* **TO DO**: Lift every line from the entries that includes the word "Projects".
** START EXERCISE INPUTS **
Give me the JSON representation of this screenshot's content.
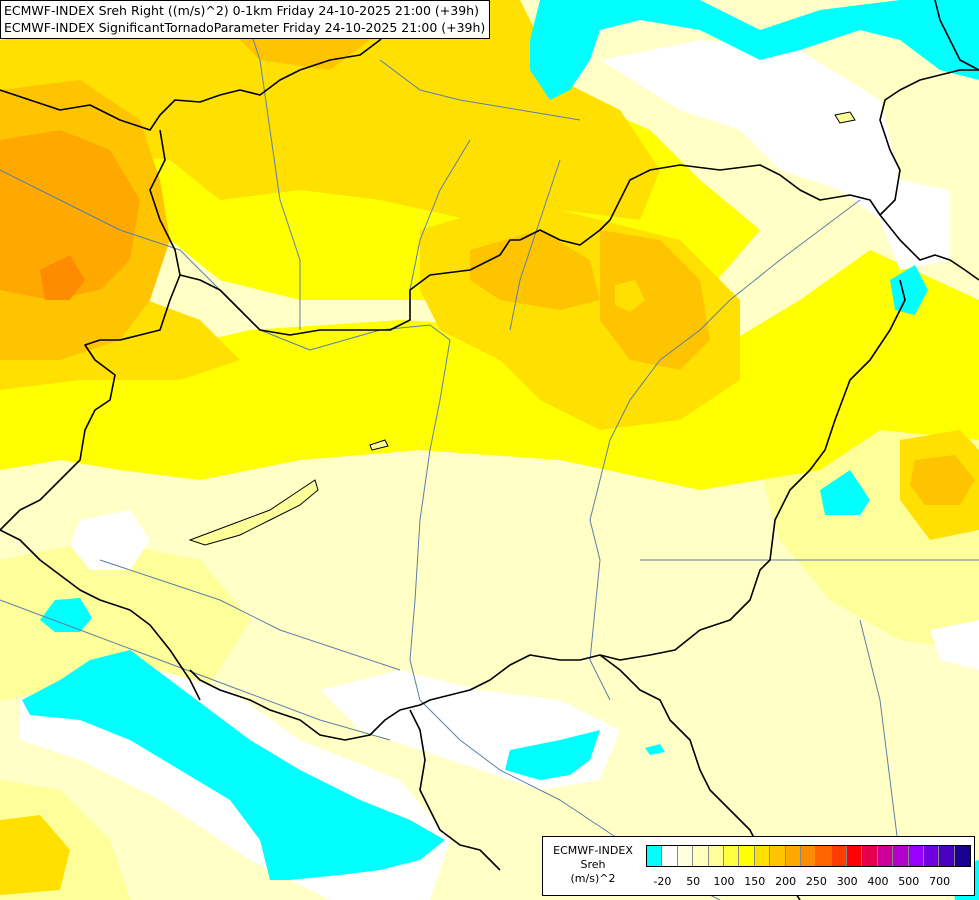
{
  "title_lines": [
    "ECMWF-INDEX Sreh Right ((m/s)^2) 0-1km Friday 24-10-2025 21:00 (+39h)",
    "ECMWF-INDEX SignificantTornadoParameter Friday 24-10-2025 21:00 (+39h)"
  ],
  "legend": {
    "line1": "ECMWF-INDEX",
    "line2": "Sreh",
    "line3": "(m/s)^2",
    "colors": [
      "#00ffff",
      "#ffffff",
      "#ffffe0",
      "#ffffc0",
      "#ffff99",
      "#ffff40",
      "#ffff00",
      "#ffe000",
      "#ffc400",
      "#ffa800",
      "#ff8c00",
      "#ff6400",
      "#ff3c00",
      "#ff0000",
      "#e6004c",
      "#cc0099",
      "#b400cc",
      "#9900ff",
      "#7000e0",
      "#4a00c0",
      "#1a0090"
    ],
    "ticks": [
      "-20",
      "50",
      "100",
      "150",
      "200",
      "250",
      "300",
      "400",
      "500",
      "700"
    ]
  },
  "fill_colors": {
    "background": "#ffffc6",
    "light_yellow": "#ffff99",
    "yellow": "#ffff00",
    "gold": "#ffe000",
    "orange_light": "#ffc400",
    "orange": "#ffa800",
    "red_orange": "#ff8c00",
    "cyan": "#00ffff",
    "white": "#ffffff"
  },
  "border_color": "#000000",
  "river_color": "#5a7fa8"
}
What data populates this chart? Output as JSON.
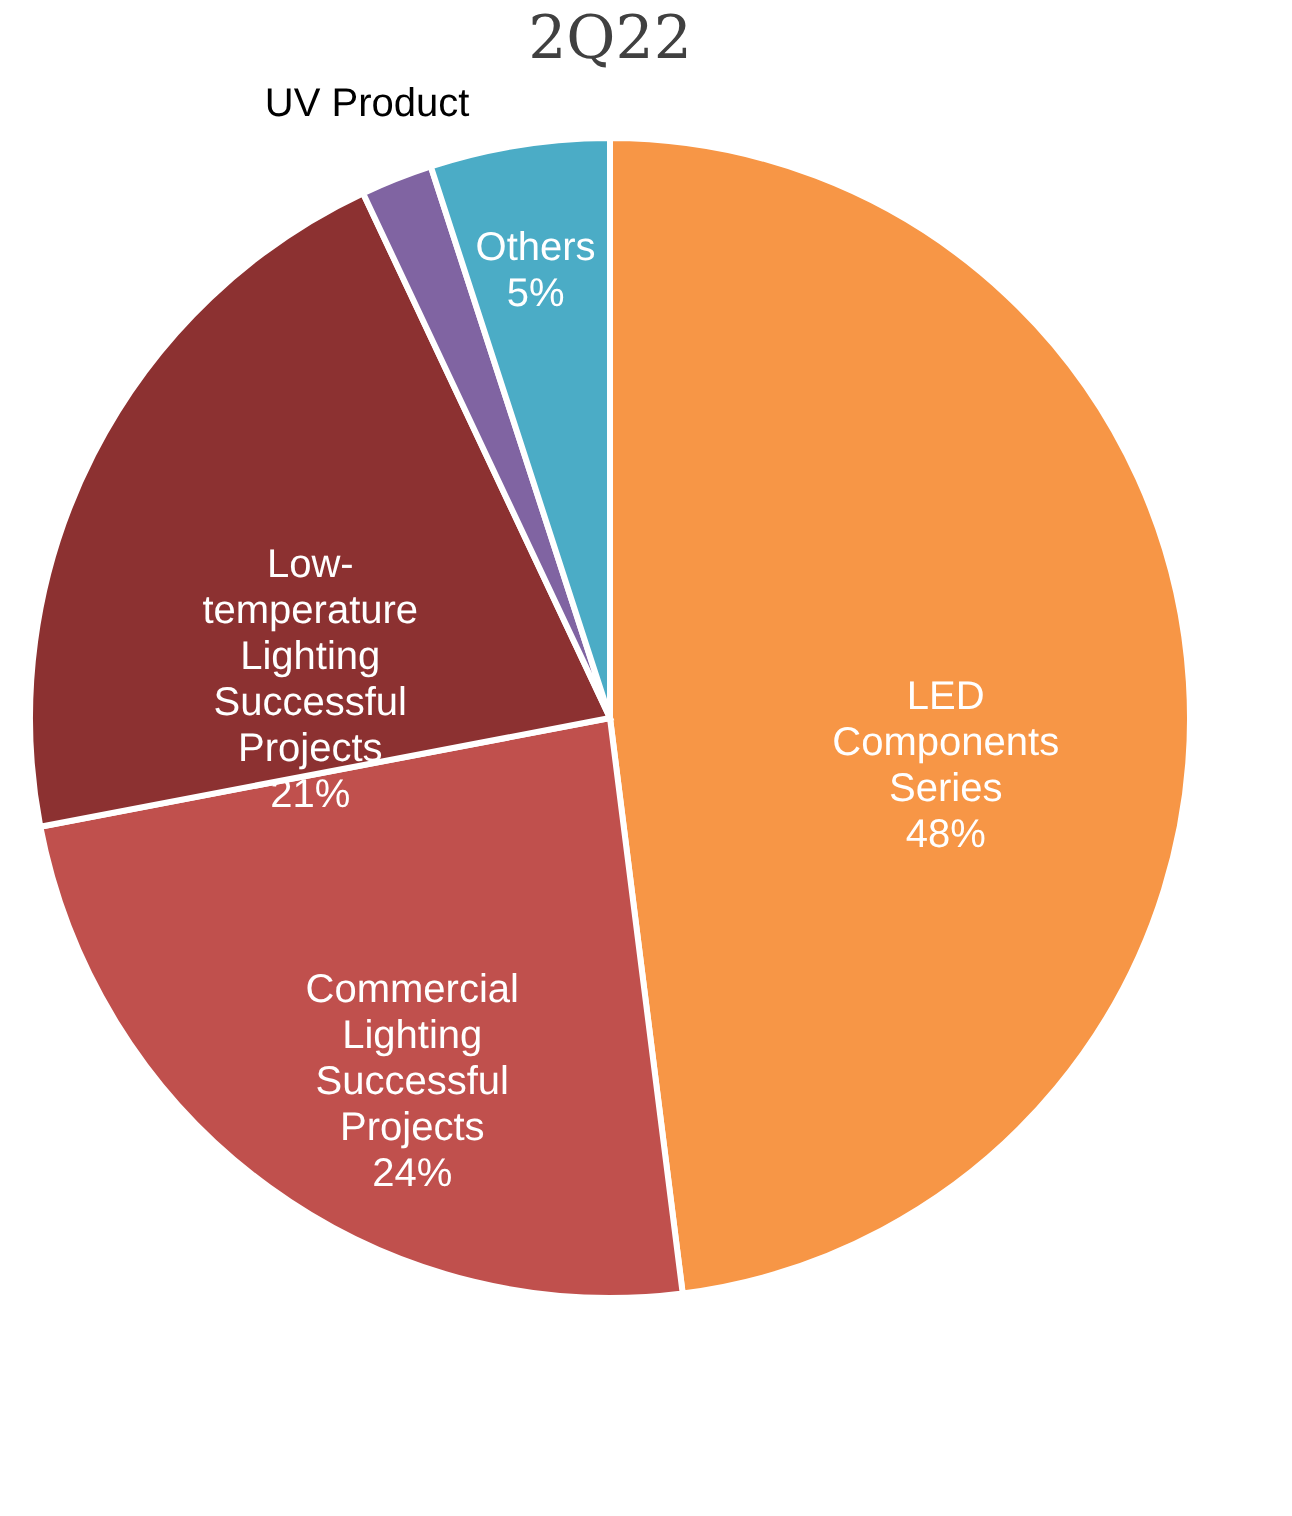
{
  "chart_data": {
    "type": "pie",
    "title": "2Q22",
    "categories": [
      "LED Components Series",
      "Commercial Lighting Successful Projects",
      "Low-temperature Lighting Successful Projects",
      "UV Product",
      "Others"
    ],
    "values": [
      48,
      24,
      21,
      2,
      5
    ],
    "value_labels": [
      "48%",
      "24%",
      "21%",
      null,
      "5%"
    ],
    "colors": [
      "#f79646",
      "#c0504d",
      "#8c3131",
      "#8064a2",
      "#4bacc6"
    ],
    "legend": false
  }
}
** END EXERCISE INPUTS **
** START EXERCISE INPUTS **
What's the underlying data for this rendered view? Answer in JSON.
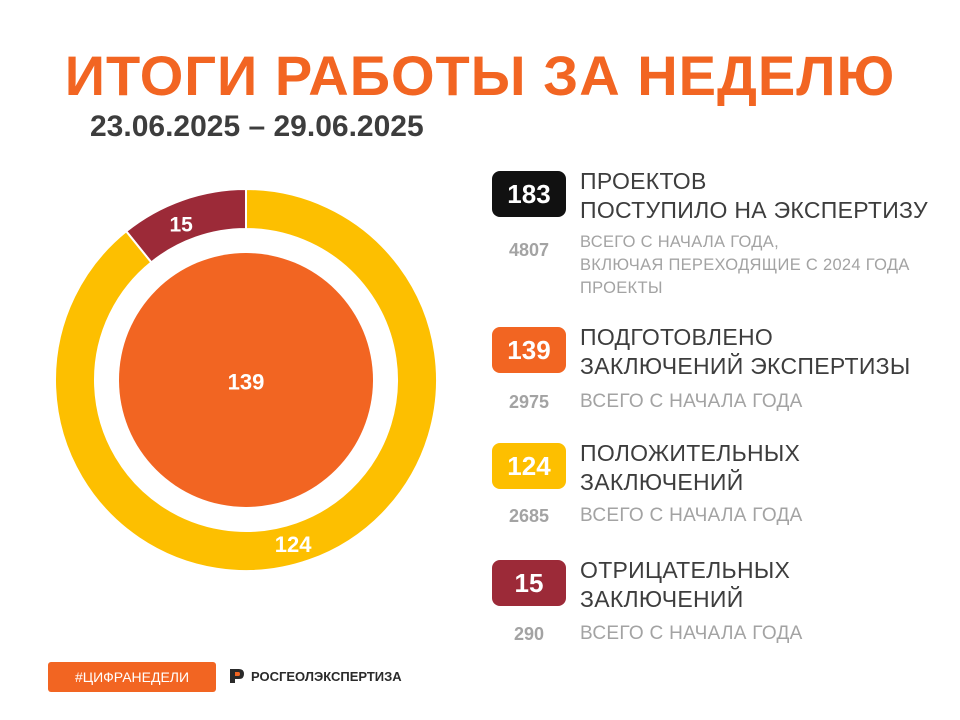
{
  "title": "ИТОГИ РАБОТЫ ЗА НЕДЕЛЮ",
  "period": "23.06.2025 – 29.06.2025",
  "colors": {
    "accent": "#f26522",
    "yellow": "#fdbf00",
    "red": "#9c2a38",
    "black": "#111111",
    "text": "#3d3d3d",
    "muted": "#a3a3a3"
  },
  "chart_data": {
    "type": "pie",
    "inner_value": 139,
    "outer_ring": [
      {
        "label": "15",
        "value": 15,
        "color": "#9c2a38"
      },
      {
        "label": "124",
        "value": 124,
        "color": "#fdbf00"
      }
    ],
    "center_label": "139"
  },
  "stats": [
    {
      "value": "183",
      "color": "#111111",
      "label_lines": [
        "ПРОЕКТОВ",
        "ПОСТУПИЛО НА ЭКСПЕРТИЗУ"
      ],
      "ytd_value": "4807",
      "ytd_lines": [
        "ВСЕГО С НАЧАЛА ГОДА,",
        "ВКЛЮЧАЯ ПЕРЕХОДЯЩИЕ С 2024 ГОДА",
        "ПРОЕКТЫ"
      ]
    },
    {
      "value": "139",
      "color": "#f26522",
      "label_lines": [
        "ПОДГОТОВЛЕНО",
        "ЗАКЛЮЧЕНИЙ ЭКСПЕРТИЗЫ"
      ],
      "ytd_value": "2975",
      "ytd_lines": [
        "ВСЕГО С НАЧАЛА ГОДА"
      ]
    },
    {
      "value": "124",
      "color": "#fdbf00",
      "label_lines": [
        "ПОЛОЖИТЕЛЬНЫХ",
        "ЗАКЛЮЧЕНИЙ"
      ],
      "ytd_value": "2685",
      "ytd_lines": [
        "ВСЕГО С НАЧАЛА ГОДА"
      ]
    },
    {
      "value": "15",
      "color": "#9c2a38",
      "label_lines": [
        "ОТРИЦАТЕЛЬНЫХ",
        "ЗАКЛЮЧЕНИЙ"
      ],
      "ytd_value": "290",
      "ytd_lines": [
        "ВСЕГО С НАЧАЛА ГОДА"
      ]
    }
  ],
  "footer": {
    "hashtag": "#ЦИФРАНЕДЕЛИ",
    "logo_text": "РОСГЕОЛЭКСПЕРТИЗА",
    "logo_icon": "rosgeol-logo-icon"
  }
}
** END EXERCISE INPUTS **
** START EXERCISE INPUTS **
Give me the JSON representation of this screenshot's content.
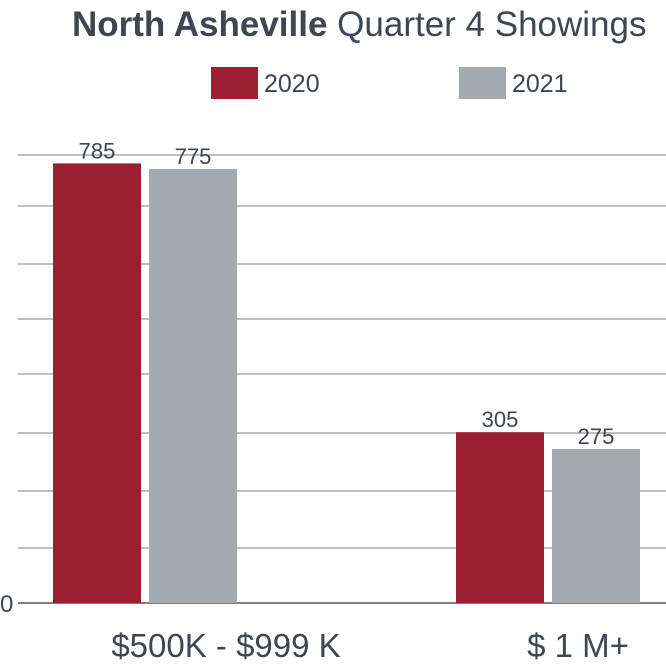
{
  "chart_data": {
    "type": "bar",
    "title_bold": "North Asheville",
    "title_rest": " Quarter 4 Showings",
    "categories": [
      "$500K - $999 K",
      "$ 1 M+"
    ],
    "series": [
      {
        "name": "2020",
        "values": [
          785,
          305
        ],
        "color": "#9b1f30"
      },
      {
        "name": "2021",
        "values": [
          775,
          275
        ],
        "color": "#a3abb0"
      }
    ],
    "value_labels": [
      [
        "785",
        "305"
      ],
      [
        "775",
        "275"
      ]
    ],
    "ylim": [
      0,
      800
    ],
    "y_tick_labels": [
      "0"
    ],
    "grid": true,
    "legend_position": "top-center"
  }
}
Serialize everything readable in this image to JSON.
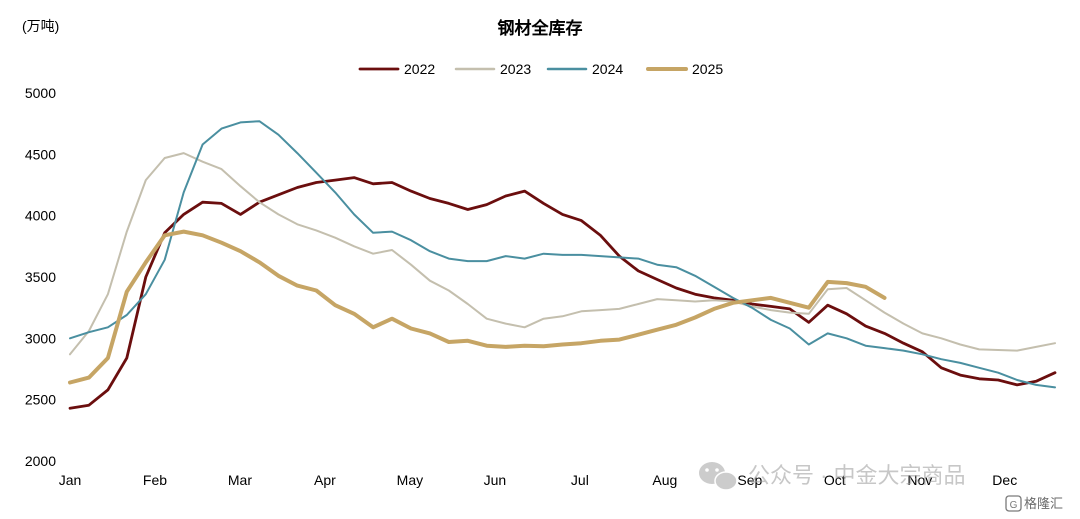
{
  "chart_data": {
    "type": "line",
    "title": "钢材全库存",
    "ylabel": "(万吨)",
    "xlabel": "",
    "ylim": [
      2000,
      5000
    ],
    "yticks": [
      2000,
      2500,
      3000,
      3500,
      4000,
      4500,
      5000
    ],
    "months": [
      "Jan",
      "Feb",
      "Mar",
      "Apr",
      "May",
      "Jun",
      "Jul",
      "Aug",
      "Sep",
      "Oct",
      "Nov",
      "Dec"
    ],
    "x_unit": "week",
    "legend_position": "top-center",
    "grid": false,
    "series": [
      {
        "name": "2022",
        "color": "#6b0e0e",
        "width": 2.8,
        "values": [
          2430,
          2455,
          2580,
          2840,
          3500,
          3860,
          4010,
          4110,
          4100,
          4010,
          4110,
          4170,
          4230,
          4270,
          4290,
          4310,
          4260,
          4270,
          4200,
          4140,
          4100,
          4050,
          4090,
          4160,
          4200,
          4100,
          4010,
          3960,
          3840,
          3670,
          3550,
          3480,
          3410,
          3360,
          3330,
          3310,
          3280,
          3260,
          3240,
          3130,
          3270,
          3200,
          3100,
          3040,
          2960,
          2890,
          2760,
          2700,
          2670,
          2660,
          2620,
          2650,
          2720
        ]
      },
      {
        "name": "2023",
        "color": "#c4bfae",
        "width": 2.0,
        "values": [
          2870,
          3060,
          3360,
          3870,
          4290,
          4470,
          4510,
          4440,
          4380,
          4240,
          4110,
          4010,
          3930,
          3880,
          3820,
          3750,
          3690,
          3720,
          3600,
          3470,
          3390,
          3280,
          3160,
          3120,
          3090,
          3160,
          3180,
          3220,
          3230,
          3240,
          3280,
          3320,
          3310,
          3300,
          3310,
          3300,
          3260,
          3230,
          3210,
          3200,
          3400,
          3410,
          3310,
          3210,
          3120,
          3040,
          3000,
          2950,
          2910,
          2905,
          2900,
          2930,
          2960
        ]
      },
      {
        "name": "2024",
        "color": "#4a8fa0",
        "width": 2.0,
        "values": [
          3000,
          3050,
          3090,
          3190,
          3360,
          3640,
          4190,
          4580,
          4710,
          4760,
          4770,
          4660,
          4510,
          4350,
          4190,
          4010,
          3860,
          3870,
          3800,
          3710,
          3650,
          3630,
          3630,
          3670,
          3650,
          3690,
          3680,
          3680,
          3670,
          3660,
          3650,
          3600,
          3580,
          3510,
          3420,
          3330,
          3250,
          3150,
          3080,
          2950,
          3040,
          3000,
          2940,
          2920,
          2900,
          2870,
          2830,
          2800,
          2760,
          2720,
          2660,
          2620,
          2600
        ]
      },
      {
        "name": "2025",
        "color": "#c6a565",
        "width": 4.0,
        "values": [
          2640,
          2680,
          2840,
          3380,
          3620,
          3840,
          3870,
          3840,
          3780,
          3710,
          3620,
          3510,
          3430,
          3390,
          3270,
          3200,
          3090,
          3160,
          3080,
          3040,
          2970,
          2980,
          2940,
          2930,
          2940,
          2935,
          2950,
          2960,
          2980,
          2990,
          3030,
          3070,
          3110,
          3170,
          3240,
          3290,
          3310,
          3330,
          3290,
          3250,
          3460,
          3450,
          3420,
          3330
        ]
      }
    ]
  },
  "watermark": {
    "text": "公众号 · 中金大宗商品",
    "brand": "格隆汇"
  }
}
** END EXERCISE INPUTS **
* **CORRECT RESULT**:
      "Commercial Lighting Successful Projects",
      "Low-temperature Lighting Successful Projects",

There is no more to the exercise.